Below are records. Copy every line with "emit" in it.
((
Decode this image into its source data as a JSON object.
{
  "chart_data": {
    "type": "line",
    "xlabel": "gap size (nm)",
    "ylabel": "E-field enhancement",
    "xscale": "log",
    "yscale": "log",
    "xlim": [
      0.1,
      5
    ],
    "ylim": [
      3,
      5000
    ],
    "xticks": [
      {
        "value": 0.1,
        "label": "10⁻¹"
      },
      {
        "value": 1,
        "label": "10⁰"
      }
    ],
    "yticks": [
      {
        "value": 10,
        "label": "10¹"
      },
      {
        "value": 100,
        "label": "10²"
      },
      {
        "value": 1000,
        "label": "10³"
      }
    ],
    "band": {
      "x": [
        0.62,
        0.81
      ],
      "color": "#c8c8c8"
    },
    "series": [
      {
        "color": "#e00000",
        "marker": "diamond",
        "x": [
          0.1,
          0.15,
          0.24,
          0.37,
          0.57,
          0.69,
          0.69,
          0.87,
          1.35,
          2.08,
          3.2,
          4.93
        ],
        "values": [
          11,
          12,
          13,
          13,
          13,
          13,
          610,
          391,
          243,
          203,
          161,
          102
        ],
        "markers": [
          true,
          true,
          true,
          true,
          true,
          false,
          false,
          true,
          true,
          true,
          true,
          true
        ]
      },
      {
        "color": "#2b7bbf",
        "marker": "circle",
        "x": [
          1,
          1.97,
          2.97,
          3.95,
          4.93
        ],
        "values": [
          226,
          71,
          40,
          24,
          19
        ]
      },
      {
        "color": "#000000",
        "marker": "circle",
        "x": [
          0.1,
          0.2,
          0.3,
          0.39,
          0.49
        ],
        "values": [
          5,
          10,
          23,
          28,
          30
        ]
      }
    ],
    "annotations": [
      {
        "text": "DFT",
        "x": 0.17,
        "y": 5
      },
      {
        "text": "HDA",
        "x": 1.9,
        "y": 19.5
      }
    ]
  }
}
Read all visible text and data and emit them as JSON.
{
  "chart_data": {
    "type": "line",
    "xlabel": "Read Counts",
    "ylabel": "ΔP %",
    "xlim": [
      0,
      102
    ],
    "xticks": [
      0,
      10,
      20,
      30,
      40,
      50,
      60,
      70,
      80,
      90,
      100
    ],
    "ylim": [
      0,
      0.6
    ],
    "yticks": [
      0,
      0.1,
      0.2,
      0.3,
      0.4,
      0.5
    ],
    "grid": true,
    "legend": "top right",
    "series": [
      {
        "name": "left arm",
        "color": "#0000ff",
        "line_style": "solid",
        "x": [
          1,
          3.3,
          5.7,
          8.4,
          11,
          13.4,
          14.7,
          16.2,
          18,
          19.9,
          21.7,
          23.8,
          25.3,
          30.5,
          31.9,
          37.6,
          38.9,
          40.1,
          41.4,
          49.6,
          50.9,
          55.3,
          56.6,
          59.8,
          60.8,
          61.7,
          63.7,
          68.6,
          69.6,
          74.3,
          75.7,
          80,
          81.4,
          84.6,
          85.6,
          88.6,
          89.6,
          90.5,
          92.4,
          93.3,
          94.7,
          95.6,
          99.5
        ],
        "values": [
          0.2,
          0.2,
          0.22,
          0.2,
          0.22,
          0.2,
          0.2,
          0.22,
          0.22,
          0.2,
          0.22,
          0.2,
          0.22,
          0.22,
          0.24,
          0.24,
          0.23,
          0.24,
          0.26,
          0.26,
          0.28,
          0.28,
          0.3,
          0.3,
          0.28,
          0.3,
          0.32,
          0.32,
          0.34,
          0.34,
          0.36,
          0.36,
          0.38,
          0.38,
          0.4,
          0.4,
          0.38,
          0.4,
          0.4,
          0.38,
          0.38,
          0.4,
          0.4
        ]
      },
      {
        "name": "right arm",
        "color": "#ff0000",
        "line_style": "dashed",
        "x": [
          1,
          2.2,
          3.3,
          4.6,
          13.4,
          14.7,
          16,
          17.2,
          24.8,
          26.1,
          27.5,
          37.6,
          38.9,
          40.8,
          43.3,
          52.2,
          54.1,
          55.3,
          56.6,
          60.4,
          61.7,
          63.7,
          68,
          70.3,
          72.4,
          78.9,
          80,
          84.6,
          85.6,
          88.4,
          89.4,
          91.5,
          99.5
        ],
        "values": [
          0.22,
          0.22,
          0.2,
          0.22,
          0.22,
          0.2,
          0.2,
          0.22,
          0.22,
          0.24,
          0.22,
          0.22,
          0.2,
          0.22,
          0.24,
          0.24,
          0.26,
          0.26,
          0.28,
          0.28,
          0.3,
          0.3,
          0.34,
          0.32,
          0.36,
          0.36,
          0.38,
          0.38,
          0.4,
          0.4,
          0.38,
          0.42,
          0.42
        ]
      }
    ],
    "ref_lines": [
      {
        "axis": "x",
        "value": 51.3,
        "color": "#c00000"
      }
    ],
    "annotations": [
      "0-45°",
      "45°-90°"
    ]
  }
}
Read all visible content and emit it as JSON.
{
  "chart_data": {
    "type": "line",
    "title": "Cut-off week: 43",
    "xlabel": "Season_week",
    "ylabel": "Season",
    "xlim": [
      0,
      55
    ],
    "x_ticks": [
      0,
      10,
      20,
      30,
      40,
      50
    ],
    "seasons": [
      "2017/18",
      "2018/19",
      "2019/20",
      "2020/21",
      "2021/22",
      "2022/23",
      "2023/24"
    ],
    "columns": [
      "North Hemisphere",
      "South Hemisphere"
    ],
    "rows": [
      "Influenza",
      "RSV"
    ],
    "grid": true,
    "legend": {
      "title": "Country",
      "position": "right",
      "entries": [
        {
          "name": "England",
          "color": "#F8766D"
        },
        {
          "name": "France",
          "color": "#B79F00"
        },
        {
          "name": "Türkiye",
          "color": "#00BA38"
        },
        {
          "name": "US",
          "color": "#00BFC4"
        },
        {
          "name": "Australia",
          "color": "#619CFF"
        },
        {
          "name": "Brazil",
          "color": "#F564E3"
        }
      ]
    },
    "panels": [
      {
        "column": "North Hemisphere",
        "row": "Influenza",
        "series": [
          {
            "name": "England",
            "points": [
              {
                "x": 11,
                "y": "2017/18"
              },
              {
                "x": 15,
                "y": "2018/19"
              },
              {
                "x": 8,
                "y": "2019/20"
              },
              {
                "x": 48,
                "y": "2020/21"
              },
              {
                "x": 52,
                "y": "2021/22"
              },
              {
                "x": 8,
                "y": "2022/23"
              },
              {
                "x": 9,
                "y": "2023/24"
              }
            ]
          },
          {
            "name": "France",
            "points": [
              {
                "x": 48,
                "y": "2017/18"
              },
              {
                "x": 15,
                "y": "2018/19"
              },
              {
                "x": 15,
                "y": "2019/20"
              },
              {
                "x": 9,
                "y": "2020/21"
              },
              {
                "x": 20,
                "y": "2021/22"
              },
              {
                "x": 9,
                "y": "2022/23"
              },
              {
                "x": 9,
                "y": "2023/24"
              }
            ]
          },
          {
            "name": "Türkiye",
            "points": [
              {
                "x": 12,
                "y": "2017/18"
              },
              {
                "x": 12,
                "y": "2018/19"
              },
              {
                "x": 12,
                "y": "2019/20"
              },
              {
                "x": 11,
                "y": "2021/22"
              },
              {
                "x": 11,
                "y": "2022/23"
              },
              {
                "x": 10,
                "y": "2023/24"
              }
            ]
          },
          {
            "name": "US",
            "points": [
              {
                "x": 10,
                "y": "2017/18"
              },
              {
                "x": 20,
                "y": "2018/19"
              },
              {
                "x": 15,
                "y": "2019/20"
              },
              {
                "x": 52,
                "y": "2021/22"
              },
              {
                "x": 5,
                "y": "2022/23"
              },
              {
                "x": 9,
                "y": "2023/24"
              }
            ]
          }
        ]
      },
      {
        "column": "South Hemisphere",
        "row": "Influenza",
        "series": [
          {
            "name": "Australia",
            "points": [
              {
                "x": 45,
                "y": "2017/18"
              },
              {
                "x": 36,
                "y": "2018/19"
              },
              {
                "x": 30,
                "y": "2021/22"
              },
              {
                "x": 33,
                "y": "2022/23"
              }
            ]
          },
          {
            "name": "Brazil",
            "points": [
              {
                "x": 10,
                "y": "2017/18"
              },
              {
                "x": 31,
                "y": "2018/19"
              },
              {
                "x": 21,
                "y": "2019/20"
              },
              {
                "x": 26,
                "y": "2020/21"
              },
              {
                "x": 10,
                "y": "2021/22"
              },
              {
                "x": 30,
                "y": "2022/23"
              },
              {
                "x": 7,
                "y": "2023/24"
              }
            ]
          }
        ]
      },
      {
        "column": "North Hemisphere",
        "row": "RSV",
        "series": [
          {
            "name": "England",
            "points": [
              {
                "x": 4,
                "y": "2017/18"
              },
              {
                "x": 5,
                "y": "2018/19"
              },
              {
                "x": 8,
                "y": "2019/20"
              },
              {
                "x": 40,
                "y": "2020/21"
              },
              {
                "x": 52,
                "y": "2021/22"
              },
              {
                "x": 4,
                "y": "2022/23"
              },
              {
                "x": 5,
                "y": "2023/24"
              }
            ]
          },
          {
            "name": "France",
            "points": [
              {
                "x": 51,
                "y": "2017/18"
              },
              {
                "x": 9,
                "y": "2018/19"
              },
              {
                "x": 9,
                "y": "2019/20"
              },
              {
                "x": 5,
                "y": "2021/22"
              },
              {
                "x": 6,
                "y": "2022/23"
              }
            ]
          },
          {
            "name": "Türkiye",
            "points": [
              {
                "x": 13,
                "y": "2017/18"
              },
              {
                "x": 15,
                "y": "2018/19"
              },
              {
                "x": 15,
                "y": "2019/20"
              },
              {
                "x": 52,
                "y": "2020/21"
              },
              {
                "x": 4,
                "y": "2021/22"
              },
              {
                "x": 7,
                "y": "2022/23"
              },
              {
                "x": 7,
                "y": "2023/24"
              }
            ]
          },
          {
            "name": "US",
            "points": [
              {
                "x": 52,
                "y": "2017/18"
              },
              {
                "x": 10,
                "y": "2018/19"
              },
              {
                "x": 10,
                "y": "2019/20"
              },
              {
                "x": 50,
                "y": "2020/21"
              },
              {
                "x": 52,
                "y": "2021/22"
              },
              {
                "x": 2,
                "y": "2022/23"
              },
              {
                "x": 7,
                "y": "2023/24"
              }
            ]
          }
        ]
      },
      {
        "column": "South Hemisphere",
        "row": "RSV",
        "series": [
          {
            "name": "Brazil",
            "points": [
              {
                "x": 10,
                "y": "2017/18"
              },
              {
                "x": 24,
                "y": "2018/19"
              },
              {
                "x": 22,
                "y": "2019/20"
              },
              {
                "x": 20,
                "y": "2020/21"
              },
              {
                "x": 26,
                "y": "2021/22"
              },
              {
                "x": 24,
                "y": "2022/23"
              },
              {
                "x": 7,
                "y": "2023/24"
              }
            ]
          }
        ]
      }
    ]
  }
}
))
• _RESULT OF THE TASK_
Read all visible text and data and emit them as JSON.
Read all visible content and emit it as JSON.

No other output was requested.